____ Data listing

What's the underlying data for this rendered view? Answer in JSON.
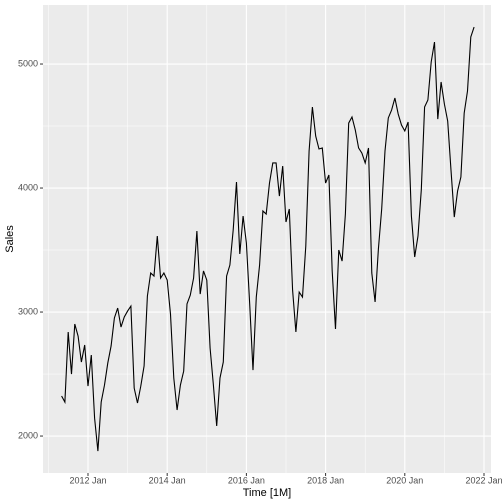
{
  "chart_data": {
    "type": "line",
    "x_label": "Time [1M]",
    "y_label": "Sales",
    "x": [
      "2011 May",
      "2011 Jun",
      "2011 Jul",
      "2011 Aug",
      "2011 Sep",
      "2011 Oct",
      "2011 Nov",
      "2011 Dec",
      "2012 Jan",
      "2012 Feb",
      "2012 Mar",
      "2012 Apr",
      "2012 May",
      "2012 Jun",
      "2012 Jul",
      "2012 Aug",
      "2012 Sep",
      "2012 Oct",
      "2012 Nov",
      "2012 Dec",
      "2013 Jan",
      "2013 Feb",
      "2013 Mar",
      "2013 Apr",
      "2013 May",
      "2013 Jun",
      "2013 Jul",
      "2013 Aug",
      "2013 Sep",
      "2013 Oct",
      "2013 Nov",
      "2013 Dec",
      "2014 Jan",
      "2014 Feb",
      "2014 Mar",
      "2014 Apr",
      "2014 May",
      "2014 Jun",
      "2014 Jul",
      "2014 Aug",
      "2014 Sep",
      "2014 Oct",
      "2014 Nov",
      "2014 Dec",
      "2015 Jan",
      "2015 Feb",
      "2015 Mar",
      "2015 Apr",
      "2015 May",
      "2015 Jun",
      "2015 Jul",
      "2015 Aug",
      "2015 Sep",
      "2015 Oct",
      "2015 Nov",
      "2015 Dec",
      "2016 Jan",
      "2016 Feb",
      "2016 Mar",
      "2016 Apr",
      "2016 May",
      "2016 Jun",
      "2016 Jul",
      "2016 Aug",
      "2016 Sep",
      "2016 Oct",
      "2016 Nov",
      "2016 Dec",
      "2017 Jan",
      "2017 Feb",
      "2017 Mar",
      "2017 Apr",
      "2017 May",
      "2017 Jun",
      "2017 Jul",
      "2017 Aug",
      "2017 Sep",
      "2017 Oct",
      "2017 Nov",
      "2017 Dec",
      "2018 Jan",
      "2018 Feb",
      "2018 Mar",
      "2018 Apr",
      "2018 May",
      "2018 Jun",
      "2018 Jul",
      "2018 Aug",
      "2018 Sep",
      "2018 Oct",
      "2018 Nov",
      "2018 Dec",
      "2019 Jan",
      "2019 Feb",
      "2019 Mar",
      "2019 Apr",
      "2019 May",
      "2019 Jun",
      "2019 Jul",
      "2019 Aug",
      "2019 Sep",
      "2019 Oct",
      "2019 Nov",
      "2019 Dec",
      "2020 Jan",
      "2020 Feb",
      "2020 Mar",
      "2020 Apr",
      "2020 May",
      "2020 Jun",
      "2020 Jul",
      "2020 Aug",
      "2020 Sep",
      "2020 Oct",
      "2020 Nov",
      "2020 Dec",
      "2021 Jan",
      "2021 Feb",
      "2021 Mar",
      "2021 Apr",
      "2021 May",
      "2021 Jun",
      "2021 Jul",
      "2021 Aug",
      "2021 Sep",
      "2021 Oct"
    ],
    "values": [
      2323,
      2274,
      2839,
      2500,
      2903,
      2806,
      2597,
      2734,
      2403,
      2653,
      2145,
      1879,
      2274,
      2411,
      2589,
      2726,
      2952,
      3032,
      2879,
      2960,
      3008,
      3048,
      2387,
      2266,
      2403,
      2565,
      3129,
      3315,
      3290,
      3613,
      3274,
      3315,
      3258,
      2984,
      2468,
      2210,
      2411,
      2524,
      3065,
      3137,
      3274,
      3653,
      3145,
      3331,
      3258,
      2710,
      2411,
      2081,
      2468,
      2597,
      3290,
      3379,
      3661,
      4048,
      3468,
      3774,
      3556,
      3065,
      2532,
      3121,
      3379,
      3815,
      3790,
      4040,
      4202,
      4202,
      3935,
      4177,
      3726,
      3831,
      3177,
      2839,
      3161,
      3121,
      3532,
      4298,
      4653,
      4419,
      4315,
      4323,
      4040,
      4105,
      3331,
      2863,
      3500,
      3411,
      3790,
      4524,
      4573,
      4468,
      4323,
      4282,
      4202,
      4323,
      3315,
      3081,
      3508,
      3831,
      4298,
      4565,
      4629,
      4726,
      4597,
      4508,
      4460,
      4532,
      3774,
      3444,
      3613,
      3984,
      4653,
      4710,
      5016,
      5177,
      4556,
      4855,
      4677,
      4540,
      4145,
      3766,
      3976,
      4089,
      4605,
      4782,
      5218,
      5298
    ],
    "color": "#000000",
    "xlim": [
      2010.864,
      2022.177
    ],
    "xticks": [
      {
        "value": 2012,
        "label": "2012 Jan"
      },
      {
        "value": 2014,
        "label": "2014 Jan"
      },
      {
        "value": 2016,
        "label": "2016 Jan"
      },
      {
        "value": 2018,
        "label": "2018 Jan"
      },
      {
        "value": 2020,
        "label": "2020 Jan"
      },
      {
        "value": 2022,
        "label": "2022 Jan"
      }
    ],
    "xminor": [
      2011,
      2013,
      2015,
      2017,
      2019,
      2021
    ],
    "ylim": [
      1702,
      5476
    ],
    "yticks": [
      2000,
      3000,
      4000,
      5000
    ],
    "yminor": [
      2500,
      3500,
      4500
    ],
    "grid": true
  }
}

________

# Stated goal
Leave the pictures out and reproduce all of the records exactly.

# Completed task
What's the underlying data for this rendered view? Answer in JSON.
{
  "chart_data": {
    "type": "line",
    "x_label": "Time [1M]",
    "y_label": "Sales",
    "x": [
      "2011 May",
      "2011 Jun",
      "2011 Jul",
      "2011 Aug",
      "2011 Sep",
      "2011 Oct",
      "2011 Nov",
      "2011 Dec",
      "2012 Jan",
      "2012 Feb",
      "2012 Mar",
      "2012 Apr",
      "2012 May",
      "2012 Jun",
      "2012 Jul",
      "2012 Aug",
      "2012 Sep",
      "2012 Oct",
      "2012 Nov",
      "2012 Dec",
      "2013 Jan",
      "2013 Feb",
      "2013 Mar",
      "2013 Apr",
      "2013 May",
      "2013 Jun",
      "2013 Jul",
      "2013 Aug",
      "2013 Sep",
      "2013 Oct",
      "2013 Nov",
      "2013 Dec",
      "2014 Jan",
      "2014 Feb",
      "2014 Mar",
      "2014 Apr",
      "2014 May",
      "2014 Jun",
      "2014 Jul",
      "2014 Aug",
      "2014 Sep",
      "2014 Oct",
      "2014 Nov",
      "2014 Dec",
      "2015 Jan",
      "2015 Feb",
      "2015 Mar",
      "2015 Apr",
      "2015 May",
      "2015 Jun",
      "2015 Jul",
      "2015 Aug",
      "2015 Sep",
      "2015 Oct",
      "2015 Nov",
      "2015 Dec",
      "2016 Jan",
      "2016 Feb",
      "2016 Mar",
      "2016 Apr",
      "2016 May",
      "2016 Jun",
      "2016 Jul",
      "2016 Aug",
      "2016 Sep",
      "2016 Oct",
      "2016 Nov",
      "2016 Dec",
      "2017 Jan",
      "2017 Feb",
      "2017 Mar",
      "2017 Apr",
      "2017 May",
      "2017 Jun",
      "2017 Jul",
      "2017 Aug",
      "2017 Sep",
      "2017 Oct",
      "2017 Nov",
      "2017 Dec",
      "2018 Jan",
      "2018 Feb",
      "2018 Mar",
      "2018 Apr",
      "2018 May",
      "2018 Jun",
      "2018 Jul",
      "2018 Aug",
      "2018 Sep",
      "2018 Oct",
      "2018 Nov",
      "2018 Dec",
      "2019 Jan",
      "2019 Feb",
      "2019 Mar",
      "2019 Apr",
      "2019 May",
      "2019 Jun",
      "2019 Jul",
      "2019 Aug",
      "2019 Sep",
      "2019 Oct",
      "2019 Nov",
      "2019 Dec",
      "2020 Jan",
      "2020 Feb",
      "2020 Mar",
      "2020 Apr",
      "2020 May",
      "2020 Jun",
      "2020 Jul",
      "2020 Aug",
      "2020 Sep",
      "2020 Oct",
      "2020 Nov",
      "2020 Dec",
      "2021 Jan",
      "2021 Feb",
      "2021 Mar",
      "2021 Apr",
      "2021 May",
      "2021 Jun",
      "2021 Jul",
      "2021 Aug",
      "2021 Sep",
      "2021 Oct"
    ],
    "values": [
      2323,
      2274,
      2839,
      2500,
      2903,
      2806,
      2597,
      2734,
      2403,
      2653,
      2145,
      1879,
      2274,
      2411,
      2589,
      2726,
      2952,
      3032,
      2879,
      2960,
      3008,
      3048,
      2387,
      2266,
      2403,
      2565,
      3129,
      3315,
      3290,
      3613,
      3274,
      3315,
      3258,
      2984,
      2468,
      2210,
      2411,
      2524,
      3065,
      3137,
      3274,
      3653,
      3145,
      3331,
      3258,
      2710,
      2411,
      2081,
      2468,
      2597,
      3290,
      3379,
      3661,
      4048,
      3468,
      3774,
      3556,
      3065,
      2532,
      3121,
      3379,
      3815,
      3790,
      4040,
      4202,
      4202,
      3935,
      4177,
      3726,
      3831,
      3177,
      2839,
      3161,
      3121,
      3532,
      4298,
      4653,
      4419,
      4315,
      4323,
      4040,
      4105,
      3331,
      2863,
      3500,
      3411,
      3790,
      4524,
      4573,
      4468,
      4323,
      4282,
      4202,
      4323,
      3315,
      3081,
      3508,
      3831,
      4298,
      4565,
      4629,
      4726,
      4597,
      4508,
      4460,
      4532,
      3774,
      3444,
      3613,
      3984,
      4653,
      4710,
      5016,
      5177,
      4556,
      4855,
      4677,
      4540,
      4145,
      3766,
      3976,
      4089,
      4605,
      4782,
      5218,
      5298
    ],
    "color": "#000000",
    "xlim": [
      2010.864,
      2022.177
    ],
    "xticks": [
      {
        "value": 2012,
        "label": "2012 Jan"
      },
      {
        "value": 2014,
        "label": "2014 Jan"
      },
      {
        "value": 2016,
        "label": "2016 Jan"
      },
      {
        "value": 2018,
        "label": "2018 Jan"
      },
      {
        "value": 2020,
        "label": "2020 Jan"
      },
      {
        "value": 2022,
        "label": "2022 Jan"
      }
    ],
    "xminor": [
      2011,
      2013,
      2015,
      2017,
      2019,
      2021
    ],
    "ylim": [
      1702,
      5476
    ],
    "yticks": [
      2000,
      3000,
      4000,
      5000
    ],
    "yminor": [
      2500,
      3500,
      4500
    ],
    "grid": true
  }
}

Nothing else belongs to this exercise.